* SHORT EXERCISE *
Write out the lines of the listing without any change, from the line containing "Patent image size: (1435, 1084)." through the line containing "The ALU 23 is at (212, 314).", including both of those lines.

[Excerpt from a dataset]

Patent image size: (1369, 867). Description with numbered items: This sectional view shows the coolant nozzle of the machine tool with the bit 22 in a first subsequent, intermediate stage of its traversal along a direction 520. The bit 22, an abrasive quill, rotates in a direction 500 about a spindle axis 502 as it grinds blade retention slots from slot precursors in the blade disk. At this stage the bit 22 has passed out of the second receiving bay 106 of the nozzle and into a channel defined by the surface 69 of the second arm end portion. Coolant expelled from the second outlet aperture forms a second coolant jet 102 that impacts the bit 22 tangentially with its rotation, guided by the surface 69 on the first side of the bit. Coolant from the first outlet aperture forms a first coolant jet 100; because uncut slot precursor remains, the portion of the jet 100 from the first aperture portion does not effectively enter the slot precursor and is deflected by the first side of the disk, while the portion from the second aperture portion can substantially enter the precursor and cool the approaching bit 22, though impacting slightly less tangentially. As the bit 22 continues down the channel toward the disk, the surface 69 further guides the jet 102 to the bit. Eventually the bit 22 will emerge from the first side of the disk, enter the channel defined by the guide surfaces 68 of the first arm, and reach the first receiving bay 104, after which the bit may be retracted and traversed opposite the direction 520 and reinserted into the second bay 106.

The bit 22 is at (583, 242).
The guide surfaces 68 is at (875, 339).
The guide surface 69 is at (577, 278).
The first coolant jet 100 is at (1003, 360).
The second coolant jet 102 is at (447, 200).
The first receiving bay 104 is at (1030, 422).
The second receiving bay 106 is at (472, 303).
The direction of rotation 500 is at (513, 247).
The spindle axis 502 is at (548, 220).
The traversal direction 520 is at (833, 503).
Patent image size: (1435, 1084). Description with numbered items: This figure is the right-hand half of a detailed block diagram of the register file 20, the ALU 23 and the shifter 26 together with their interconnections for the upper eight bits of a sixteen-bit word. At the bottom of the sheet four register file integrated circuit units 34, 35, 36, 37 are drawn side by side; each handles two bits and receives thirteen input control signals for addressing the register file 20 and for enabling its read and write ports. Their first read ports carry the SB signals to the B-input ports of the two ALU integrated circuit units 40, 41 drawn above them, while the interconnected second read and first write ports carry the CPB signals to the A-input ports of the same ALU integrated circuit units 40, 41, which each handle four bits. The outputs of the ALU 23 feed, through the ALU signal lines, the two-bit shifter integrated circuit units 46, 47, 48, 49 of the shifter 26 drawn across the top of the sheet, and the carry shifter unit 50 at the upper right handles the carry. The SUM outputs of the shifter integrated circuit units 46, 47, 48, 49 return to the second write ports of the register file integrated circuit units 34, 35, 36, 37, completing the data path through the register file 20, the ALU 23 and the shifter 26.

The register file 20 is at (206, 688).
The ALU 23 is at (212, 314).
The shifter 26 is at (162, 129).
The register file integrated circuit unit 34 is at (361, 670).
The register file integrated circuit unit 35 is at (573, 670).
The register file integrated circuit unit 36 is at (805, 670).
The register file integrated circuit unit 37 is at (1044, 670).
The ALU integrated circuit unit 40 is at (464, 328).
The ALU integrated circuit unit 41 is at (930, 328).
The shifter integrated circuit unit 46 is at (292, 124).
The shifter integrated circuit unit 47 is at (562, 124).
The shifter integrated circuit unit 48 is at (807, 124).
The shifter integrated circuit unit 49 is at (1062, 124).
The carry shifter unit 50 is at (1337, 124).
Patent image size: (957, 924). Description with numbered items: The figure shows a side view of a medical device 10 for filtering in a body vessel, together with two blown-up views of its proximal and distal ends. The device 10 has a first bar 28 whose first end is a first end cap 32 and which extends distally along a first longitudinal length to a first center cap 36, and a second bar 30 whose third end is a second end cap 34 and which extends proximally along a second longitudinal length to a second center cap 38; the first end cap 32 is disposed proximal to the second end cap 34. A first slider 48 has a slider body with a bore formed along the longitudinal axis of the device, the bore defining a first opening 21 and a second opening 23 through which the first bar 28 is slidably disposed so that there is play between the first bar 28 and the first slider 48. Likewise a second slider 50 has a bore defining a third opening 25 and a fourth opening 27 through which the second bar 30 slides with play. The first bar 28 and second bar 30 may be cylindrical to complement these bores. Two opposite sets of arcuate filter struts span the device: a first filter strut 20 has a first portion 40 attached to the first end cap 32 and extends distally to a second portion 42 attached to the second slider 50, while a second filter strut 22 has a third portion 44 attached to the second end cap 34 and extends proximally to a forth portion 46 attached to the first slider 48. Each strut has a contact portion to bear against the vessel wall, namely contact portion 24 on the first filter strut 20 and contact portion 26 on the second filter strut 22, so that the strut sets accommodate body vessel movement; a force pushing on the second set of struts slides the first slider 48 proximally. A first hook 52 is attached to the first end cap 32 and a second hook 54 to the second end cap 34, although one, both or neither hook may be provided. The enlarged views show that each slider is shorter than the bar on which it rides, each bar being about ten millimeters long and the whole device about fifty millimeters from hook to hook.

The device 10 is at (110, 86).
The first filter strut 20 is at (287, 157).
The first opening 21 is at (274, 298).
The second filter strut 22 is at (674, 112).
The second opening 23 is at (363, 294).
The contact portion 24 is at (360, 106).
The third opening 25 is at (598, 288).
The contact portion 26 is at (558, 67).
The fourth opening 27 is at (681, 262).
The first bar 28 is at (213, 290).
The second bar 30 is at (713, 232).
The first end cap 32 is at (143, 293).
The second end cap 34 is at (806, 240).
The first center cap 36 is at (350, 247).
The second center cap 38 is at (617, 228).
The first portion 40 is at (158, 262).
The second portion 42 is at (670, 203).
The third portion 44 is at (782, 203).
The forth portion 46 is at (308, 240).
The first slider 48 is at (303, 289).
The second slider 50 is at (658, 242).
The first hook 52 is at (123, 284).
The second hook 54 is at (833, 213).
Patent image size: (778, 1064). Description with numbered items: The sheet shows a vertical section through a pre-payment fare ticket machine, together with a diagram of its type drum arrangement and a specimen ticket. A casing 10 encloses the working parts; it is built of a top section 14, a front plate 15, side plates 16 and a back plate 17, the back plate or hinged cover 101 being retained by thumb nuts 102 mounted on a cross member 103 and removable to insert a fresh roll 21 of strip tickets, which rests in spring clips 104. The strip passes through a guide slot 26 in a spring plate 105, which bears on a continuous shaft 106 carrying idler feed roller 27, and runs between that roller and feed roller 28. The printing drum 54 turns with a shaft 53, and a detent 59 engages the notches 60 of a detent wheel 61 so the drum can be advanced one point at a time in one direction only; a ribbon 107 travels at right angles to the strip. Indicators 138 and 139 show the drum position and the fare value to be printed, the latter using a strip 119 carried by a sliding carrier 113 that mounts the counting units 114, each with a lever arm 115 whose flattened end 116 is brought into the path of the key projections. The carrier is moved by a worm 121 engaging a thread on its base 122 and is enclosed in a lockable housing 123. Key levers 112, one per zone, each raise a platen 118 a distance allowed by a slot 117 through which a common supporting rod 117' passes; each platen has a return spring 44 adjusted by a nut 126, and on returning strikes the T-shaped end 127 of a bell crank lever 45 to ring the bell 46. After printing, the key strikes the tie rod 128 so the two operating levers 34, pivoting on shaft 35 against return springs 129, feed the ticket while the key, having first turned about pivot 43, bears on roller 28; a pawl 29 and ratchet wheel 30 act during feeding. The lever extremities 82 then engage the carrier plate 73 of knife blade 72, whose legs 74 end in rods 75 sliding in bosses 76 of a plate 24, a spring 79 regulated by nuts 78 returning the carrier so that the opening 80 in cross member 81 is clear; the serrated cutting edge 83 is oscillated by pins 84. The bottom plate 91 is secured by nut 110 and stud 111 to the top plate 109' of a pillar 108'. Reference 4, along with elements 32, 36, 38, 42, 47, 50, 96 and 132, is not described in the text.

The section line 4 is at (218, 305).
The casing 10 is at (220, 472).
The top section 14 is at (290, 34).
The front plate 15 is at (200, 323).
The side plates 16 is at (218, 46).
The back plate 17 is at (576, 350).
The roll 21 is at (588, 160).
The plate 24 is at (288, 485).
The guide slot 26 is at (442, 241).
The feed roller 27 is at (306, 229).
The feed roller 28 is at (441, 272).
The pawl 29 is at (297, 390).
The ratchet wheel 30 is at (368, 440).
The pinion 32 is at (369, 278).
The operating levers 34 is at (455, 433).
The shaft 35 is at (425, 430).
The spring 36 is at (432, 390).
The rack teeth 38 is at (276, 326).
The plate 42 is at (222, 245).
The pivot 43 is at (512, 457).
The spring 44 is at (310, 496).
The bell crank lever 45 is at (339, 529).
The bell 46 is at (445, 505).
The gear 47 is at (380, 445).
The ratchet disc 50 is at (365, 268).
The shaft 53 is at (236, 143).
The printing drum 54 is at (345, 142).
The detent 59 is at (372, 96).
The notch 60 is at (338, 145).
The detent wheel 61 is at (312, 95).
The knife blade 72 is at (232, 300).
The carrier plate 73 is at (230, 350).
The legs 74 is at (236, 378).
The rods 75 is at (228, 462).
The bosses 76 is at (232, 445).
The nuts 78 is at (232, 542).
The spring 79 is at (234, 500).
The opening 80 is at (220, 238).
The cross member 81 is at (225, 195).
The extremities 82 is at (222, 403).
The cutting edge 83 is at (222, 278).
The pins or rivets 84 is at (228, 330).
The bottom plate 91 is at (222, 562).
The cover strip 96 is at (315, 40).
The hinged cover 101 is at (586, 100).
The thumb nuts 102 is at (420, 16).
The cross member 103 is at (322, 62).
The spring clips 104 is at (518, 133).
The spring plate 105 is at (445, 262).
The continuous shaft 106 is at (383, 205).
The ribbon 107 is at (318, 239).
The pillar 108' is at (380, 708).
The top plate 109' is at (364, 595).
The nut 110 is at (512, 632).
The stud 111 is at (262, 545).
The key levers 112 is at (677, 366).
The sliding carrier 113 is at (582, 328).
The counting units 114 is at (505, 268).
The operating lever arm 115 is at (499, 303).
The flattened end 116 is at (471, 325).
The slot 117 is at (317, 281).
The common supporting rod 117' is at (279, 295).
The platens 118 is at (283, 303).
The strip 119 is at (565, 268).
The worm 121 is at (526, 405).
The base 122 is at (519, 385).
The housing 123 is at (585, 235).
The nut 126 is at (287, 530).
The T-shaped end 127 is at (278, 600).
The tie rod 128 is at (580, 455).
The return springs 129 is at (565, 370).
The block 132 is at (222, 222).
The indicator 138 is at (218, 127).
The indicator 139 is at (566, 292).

* ANSWER FOR THIS EXERCISE *
Patent image size: (1435, 1084). Description with numbered items: This figure is the right-hand half of a detailed block diagram of the register file 20, the ALU 23 and the shifter 26 together with their interconnections for the upper eight bits of a sixteen-bit word. At the bottom of the sheet four register file integrated circuit units 34, 35, 36, 37 are drawn side by side; each handles two bits and receives thirteen input control signals for addressing the register file 20 and for enabling its read and write ports. Their first read ports carry the SB signals to the B-input ports of the two ALU integrated circuit units 40, 41 drawn above them, while the interconnected second read and first write ports carry the CPB signals to the A-input ports of the same ALU integrated circuit units 40, 41, which each handle four bits. The outputs of the ALU 23 feed, through the ALU signal lines, the two-bit shifter integrated circuit units 46, 47, 48, 49 of the shifter 26 drawn across the top of the sheet, and the carry shifter unit 50 at the upper right handles the carry. The SUM outputs of the shifter integrated circuit units 46, 47, 48, 49 return to the second write ports of the register file integrated circuit units 34, 35, 36, 37, completing the data path through the register file 20, the ALU 23 and the shifter 26.

The register file 20 is at (206, 688).
The ALU 23 is at (212, 314).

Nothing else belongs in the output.